Part of a data file:
+++

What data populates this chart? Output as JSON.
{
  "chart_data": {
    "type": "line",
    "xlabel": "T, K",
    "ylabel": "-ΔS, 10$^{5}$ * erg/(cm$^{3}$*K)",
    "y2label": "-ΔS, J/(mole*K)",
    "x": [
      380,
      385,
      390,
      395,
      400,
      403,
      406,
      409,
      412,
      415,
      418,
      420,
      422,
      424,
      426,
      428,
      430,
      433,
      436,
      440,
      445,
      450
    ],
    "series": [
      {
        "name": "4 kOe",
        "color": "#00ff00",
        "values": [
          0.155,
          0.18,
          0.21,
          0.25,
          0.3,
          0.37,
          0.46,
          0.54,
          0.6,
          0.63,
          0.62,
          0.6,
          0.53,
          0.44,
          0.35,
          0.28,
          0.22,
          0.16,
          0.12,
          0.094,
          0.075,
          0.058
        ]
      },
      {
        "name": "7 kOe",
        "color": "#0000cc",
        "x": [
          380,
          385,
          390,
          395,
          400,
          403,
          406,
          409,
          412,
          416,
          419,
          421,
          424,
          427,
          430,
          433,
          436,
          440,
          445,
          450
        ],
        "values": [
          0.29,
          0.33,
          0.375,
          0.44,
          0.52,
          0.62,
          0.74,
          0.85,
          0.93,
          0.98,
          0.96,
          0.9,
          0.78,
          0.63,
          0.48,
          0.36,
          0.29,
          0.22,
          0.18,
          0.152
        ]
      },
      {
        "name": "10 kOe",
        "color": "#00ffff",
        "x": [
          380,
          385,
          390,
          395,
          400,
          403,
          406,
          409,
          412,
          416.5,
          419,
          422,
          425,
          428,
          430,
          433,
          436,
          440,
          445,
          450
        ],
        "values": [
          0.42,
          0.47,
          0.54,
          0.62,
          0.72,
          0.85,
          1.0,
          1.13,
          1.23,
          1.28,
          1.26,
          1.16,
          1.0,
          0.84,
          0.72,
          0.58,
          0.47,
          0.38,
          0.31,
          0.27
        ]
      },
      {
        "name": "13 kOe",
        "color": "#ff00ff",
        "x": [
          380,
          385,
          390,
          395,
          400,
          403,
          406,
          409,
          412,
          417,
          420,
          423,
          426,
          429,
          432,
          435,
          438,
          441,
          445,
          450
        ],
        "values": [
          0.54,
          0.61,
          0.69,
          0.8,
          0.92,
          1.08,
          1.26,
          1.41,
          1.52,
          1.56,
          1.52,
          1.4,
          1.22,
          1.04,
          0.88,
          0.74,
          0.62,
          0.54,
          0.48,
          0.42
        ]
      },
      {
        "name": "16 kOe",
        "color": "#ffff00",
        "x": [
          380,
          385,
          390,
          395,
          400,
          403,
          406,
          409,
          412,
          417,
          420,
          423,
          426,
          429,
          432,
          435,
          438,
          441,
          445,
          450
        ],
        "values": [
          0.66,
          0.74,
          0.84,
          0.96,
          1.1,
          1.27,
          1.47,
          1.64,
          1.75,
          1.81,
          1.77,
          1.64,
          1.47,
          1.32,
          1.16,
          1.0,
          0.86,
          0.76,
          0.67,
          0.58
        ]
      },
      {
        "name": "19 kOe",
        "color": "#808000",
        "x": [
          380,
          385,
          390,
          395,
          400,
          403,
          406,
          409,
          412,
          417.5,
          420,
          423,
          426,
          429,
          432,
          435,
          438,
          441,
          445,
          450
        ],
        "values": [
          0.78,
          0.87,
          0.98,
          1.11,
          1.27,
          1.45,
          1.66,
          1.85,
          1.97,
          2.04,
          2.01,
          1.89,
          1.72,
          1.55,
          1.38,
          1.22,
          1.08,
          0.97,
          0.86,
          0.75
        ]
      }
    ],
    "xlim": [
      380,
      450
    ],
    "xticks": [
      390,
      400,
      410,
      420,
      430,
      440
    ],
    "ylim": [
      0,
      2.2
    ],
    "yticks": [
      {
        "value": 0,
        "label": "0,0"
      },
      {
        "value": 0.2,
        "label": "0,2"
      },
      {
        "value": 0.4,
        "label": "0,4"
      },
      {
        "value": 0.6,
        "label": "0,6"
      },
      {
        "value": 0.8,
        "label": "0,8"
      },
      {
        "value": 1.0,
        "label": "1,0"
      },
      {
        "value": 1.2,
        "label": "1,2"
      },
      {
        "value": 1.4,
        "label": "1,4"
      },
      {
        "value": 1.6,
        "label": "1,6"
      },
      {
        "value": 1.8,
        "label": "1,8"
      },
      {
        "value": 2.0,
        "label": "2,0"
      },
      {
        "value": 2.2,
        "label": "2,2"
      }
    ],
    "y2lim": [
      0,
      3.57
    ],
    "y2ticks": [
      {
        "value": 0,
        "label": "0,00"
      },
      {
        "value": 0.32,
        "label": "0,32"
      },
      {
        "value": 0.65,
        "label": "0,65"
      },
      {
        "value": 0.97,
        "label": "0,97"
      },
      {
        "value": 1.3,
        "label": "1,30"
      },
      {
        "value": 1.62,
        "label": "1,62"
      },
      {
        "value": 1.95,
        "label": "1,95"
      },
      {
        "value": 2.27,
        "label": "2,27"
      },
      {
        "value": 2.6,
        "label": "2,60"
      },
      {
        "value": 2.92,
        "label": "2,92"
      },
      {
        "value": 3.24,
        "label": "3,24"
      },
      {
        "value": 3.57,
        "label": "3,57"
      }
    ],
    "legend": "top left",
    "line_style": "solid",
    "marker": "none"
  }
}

+++

Type out the full listing again, exactly as given.

> **Result below**:
What data populates this chart? Output as JSON.
{
  "chart_data": {
    "type": "line",
    "xlabel": "T, K",
    "ylabel": "-ΔS, 10$^{5}$ * erg/(cm$^{3}$*K)",
    "y2label": "-ΔS, J/(mole*K)",
    "x": [
      380,
      385,
      390,
      395,
      400,
      403,
      406,
      409,
      412,
      415,
      418,
      420,
      422,
      424,
      426,
      428,
      430,
      433,
      436,
      440,
      445,
      450
    ],
    "series": [
      {
        "name": "4 kOe",
        "color": "#00ff00",
        "values": [
          0.155,
          0.18,
          0.21,
          0.25,
          0.3,
          0.37,
          0.46,
          0.54,
          0.6,
          0.63,
          0.62,
          0.6,
          0.53,
          0.44,
          0.35,
          0.28,
          0.22,
          0.16,
          0.12,
          0.094,
          0.075,
          0.058
        ]
      },
      {
        "name": "7 kOe",
        "color": "#0000cc",
        "x": [
          380,
          385,
          390,
          395,
          400,
          403,
          406,
          409,
          412,
          416,
          419,
          421,
          424,
          427,
          430,
          433,
          436,
          440,
          445,
          450
        ],
        "values": [
          0.29,
          0.33,
          0.375,
          0.44,
          0.52,
          0.62,
          0.74,
          0.85,
          0.93,
          0.98,
          0.96,
          0.9,
          0.78,
          0.63,
          0.48,
          0.36,
          0.29,
          0.22,
          0.18,
          0.152
        ]
      },
      {
        "name": "10 kOe",
        "color": "#00ffff",
        "x": [
          380,
          385,
          390,
          395,
          400,
          403,
          406,
          409,
          412,
          416.5,
          419,
          422,
          425,
          428,
          430,
          433,
          436,
          440,
          445,
          450
        ],
        "values": [
          0.42,
          0.47,
          0.54,
          0.62,
          0.72,
          0.85,
          1.0,
          1.13,
          1.23,
          1.28,
          1.26,
          1.16,
          1.0,
          0.84,
          0.72,
          0.58,
          0.47,
          0.38,
          0.31,
          0.27
        ]
      },
      {
        "name": "13 kOe",
        "color": "#ff00ff",
        "x": [
          380,
          385,
          390,
          395,
          400,
          403,
          406,
          409,
          412,
          417,
          420,
          423,
          426,
          429,
          432,
          435,
          438,
          441,
          445,
          450
        ],
        "values": [
          0.54,
          0.61,
          0.69,
          0.8,
          0.92,
          1.08,
          1.26,
          1.41,
          1.52,
          1.56,
          1.52,
          1.4,
          1.22,
          1.04,
          0.88,
          0.74,
          0.62,
          0.54,
          0.48,
          0.42
        ]
      },
      {
        "name": "16 kOe",
        "color": "#ffff00",
        "x": [
          380,
          385,
          390,
          395,
          400,
          403,
          406,
          409,
          412,
          417,
          420,
          423,
          426,
          429,
          432,
          435,
          438,
          441,
          445,
          450
        ],
        "values": [
          0.66,
          0.74,
          0.84,
          0.96,
          1.1,
          1.27,
          1.47,
          1.64,
          1.75,
          1.81,
          1.77,
          1.64,
          1.47,
          1.32,
          1.16,
          1.0,
          0.86,
          0.76,
          0.67,
          0.58
        ]
      },
      {
        "name": "19 kOe",
        "color": "#808000",
        "x": [
          380,
          385,
          390,
          395,
          400,
          403,
          406,
          409,
          412,
          417.5,
          420,
          423,
          426,
          429,
          432,
          435,
          438,
          441,
          445,
          450
        ],
        "values": [
          0.78,
          0.87,
          0.98,
          1.11,
          1.27,
          1.45,
          1.66,
          1.85,
          1.97,
          2.04,
          2.01,
          1.89,
          1.72,
          1.55,
          1.38,
          1.22,
          1.08,
          0.97,
          0.86,
          0.75
        ]
      }
    ],
    "xlim": [
      380,
      450
    ],
    "xticks": [
      390,
      400,
      410,
      420,
      430,
      440
    ],
    "ylim": [
      0,
      2.2
    ],
    "yticks": [
      {
        "value": 0,
        "label": "0,0"
      },
      {
        "value": 0.2,
        "label": "0,2"
      },
      {
        "value": 0.4,
        "label": "0,4"
      },
      {
        "value": 0.6,
        "label": "0,6"
      },
      {
        "value": 0.8,
        "label": "0,8"
      },
      {
        "value": 1.0,
        "label": "1,0"
      },
      {
        "value": 1.2,
        "label": "1,2"
      },
      {
        "value": 1.4,
        "label": "1,4"
      },
      {
        "value": 1.6,
        "label": "1,6"
      },
      {
        "value": 1.8,
        "label": "1,8"
      },
      {
        "value": 2.0,
        "label": "2,0"
      },
      {
        "value": 2.2,
        "label": "2,2"
      }
    ],
    "y2lim": [
      0,
      3.57
    ],
    "y2ticks": [
      {
        "value": 0,
        "label": "0,00"
      },
      {
        "value": 0.32,
        "label": "0,32"
      },
      {
        "value": 0.65,
        "label": "0,65"
      },
      {
        "value": 0.97,
        "label": "0,97"
      },
      {
        "value": 1.3,
        "label": "1,30"
      },
      {
        "value": 1.62,
        "label": "1,62"
      },
      {
        "value": 1.95,
        "label": "1,95"
      },
      {
        "value": 2.27,
        "label": "2,27"
      },
      {
        "value": 2.6,
        "label": "2,60"
      },
      {
        "value": 2.92,
        "label": "2,92"
      },
      {
        "value": 3.24,
        "label": "3,24"
      },
      {
        "value": 3.57,
        "label": "3,57"
      }
    ],
    "legend": "top left",
    "line_style": "solid",
    "marker": "none"
  }
}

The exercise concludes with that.